## [Collection entries]
——
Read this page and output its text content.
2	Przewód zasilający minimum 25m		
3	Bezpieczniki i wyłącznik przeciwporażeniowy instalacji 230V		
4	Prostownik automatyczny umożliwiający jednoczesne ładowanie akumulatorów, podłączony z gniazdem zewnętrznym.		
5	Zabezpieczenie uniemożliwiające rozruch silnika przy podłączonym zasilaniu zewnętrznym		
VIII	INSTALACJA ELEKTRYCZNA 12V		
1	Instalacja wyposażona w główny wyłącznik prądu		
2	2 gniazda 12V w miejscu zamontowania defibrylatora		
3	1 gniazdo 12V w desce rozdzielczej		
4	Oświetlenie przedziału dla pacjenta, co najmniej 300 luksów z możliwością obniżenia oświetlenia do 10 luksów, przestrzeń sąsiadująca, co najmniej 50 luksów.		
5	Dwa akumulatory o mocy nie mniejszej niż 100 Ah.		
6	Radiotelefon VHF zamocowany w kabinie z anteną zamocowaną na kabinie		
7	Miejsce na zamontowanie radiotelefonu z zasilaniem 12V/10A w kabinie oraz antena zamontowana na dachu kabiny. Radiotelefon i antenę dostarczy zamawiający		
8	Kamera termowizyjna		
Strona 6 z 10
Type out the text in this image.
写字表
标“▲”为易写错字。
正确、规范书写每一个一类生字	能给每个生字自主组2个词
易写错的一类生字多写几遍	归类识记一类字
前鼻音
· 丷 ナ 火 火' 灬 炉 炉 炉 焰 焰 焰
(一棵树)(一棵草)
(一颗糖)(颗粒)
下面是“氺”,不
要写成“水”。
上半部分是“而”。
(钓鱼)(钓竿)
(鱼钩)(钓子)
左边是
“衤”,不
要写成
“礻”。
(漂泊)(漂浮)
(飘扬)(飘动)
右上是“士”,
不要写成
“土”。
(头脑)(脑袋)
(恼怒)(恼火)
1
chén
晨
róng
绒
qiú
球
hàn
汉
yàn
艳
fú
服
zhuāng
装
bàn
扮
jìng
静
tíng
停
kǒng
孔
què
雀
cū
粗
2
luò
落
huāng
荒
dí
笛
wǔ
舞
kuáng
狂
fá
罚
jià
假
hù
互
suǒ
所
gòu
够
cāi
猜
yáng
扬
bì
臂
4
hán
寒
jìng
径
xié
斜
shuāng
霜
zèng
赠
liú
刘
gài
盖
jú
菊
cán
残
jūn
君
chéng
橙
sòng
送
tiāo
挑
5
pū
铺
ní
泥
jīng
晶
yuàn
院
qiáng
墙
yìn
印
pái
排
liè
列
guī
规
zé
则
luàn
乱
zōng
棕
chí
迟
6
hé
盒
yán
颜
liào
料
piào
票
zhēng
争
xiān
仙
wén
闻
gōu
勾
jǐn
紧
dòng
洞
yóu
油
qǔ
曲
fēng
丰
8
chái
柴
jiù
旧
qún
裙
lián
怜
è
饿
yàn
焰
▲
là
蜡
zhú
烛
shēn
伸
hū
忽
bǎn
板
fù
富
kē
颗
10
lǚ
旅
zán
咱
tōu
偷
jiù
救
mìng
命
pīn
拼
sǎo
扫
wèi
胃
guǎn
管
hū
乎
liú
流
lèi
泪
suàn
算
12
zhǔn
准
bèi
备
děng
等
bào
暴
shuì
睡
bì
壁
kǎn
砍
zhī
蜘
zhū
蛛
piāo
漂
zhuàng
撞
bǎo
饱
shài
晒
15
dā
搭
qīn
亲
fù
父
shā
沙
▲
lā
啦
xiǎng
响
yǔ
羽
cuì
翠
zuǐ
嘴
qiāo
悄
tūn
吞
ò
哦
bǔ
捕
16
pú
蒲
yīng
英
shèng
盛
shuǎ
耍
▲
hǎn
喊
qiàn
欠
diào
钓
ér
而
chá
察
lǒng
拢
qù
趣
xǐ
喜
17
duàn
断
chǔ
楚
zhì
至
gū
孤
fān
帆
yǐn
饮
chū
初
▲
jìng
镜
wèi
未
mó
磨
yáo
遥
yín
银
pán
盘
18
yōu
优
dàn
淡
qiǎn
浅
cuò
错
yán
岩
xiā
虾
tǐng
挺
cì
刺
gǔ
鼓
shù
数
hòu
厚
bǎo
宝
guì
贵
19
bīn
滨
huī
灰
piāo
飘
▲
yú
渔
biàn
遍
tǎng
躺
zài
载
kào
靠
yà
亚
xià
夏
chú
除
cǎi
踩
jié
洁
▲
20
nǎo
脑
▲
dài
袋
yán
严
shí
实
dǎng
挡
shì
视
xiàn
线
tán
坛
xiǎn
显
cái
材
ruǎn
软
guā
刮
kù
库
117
——
## [What you are asked to do]
Your answer should be a single number: the count of lines in these records that hold the string "kabinie".

## [Response to this exercise]
2